• [PROBLEM DESCRIPTION]:
Beginning with the line that holds "Serialize everything readable", set down each line of the data below through the very last, exactly as given, and nothing beyond that.

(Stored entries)
/---

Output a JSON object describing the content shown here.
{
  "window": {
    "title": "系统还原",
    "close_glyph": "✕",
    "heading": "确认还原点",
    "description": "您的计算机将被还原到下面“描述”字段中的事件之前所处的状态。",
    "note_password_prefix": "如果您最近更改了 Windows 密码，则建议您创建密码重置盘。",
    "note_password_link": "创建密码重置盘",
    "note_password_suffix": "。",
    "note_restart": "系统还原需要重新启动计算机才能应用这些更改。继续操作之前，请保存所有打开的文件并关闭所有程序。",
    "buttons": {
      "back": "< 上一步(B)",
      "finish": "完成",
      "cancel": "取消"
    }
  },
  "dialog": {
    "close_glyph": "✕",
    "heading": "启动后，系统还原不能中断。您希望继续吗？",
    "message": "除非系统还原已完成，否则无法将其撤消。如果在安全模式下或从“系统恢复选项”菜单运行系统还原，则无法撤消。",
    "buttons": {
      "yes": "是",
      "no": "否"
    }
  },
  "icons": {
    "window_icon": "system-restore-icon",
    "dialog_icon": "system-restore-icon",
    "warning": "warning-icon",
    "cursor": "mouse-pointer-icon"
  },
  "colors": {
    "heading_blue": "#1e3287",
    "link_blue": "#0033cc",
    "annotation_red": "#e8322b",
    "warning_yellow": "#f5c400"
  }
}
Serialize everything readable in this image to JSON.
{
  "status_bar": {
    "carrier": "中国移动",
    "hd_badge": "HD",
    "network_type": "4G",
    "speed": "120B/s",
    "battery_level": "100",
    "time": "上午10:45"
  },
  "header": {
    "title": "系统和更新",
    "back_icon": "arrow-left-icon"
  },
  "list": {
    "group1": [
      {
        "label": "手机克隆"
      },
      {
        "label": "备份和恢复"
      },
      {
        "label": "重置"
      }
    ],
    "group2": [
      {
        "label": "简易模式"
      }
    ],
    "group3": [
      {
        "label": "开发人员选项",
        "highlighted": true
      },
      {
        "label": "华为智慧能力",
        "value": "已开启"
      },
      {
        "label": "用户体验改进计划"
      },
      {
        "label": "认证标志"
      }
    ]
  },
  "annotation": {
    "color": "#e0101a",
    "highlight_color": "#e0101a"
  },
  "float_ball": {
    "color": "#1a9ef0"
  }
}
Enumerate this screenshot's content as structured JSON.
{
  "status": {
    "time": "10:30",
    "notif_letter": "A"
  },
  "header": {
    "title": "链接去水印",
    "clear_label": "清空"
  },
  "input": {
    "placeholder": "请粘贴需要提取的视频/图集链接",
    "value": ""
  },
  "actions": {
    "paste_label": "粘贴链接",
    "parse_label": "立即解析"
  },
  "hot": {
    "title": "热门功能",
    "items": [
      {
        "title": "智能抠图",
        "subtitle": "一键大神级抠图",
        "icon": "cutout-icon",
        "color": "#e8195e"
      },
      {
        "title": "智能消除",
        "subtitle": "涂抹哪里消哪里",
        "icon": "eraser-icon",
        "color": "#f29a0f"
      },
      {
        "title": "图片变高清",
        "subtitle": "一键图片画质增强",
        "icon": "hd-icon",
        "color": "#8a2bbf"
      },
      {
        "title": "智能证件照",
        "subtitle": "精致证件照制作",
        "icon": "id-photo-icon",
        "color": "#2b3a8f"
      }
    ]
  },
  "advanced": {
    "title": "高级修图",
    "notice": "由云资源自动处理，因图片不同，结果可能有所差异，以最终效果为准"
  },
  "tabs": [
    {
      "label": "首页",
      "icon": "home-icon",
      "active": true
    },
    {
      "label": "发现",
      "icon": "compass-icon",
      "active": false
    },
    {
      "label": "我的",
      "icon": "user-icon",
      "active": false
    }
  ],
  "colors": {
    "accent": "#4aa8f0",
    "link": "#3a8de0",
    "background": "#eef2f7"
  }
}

\---

• [WORKED ANSWER]:
Serialize everything readable in this image to JSON.
{
  "status_bar": {
    "carrier": "中国移动",
    "hd_badge": "HD",
    "network_type": "4G",
    "speed": "120B/s",
    "battery_level": "100",
    "time": "上午10:45"
  },
  "header": {
    "title": "系统和更新",
    "back_icon": "arrow-left-icon"
  },
  "list": {
    "group1": [
      {
        "label": "手机克隆"
      },
      {
        "label": "备份和恢复"
      },
      {
        "label": "重置"
      }
    ],
    "group2": [
      {
        "label": "简易模式"
      }
    ],
    "group3": [
      {
        "label": "开发人员选项",
        "highlighted": true
      },
      {
        "label": "华为智慧能力",
        "value": "已开启"
      },
      {
        "label": "用户体验改进计划"
      },
      {
        "label": "认证标志"
      }
    ]
  },
  "annotation": {
    "color": "#e0101a",
    "highlight_color": "#e0101a"
  },
  "float_ball": {
    "color": "#1a9ef0"
  }
}
Enumerate this screenshot's content as structured JSON.
{
  "status": {
    "time": "10:30",
    "notif_letter": "A"
  },
  "header": {
    "title": "链接去水印",
    "clear_label": "清空"
  },
  "input": {
    "placeholder": "请粘贴需要提取的视频/图集链接",
    "value": ""
  },
  "actions": {
    "paste_label": "粘贴链接",
    "parse_label": "立即解析"
  },
  "hot": {
    "title": "热门功能",
    "items": [
      {
        "title": "智能抠图",
        "subtitle": "一键大神级抠图",
        "icon": "cutout-icon",
        "color": "#e8195e"
      },
      {
        "title": "智能消除",
        "subtitle": "涂抹哪里消哪里",
        "icon": "eraser-icon",
        "color": "#f29a0f"
      },
      {
        "title": "图片变高清",
        "subtitle": "一键图片画质增强",
        "icon": "hd-icon",
        "color": "#8a2bbf"
      },
      {
        "title": "智能证件照",
        "subtitle": "精致证件照制作",
        "icon": "id-photo-icon",
        "color": "#2b3a8f"
      }
    ]
  },
  "advanced": {
    "title": "高级修图",
    "notice": "由云资源自动处理，因图片不同，结果可能有所差异，以最终效果为准"
  },
  "tabs": [
    {
      "label": "首页",
      "icon": "home-icon",
      "active": true
    },
    {
      "label": "发现",
      "icon": "compass-icon",
      "active": false
    },
    {
      "label": "我的",
      "icon": "user-icon",
      "active": false
    }
  ],
  "colors": {
    "accent": "#4aa8f0",
    "link": "#3a8de0",
    "background": "#eef2f7"
  }
}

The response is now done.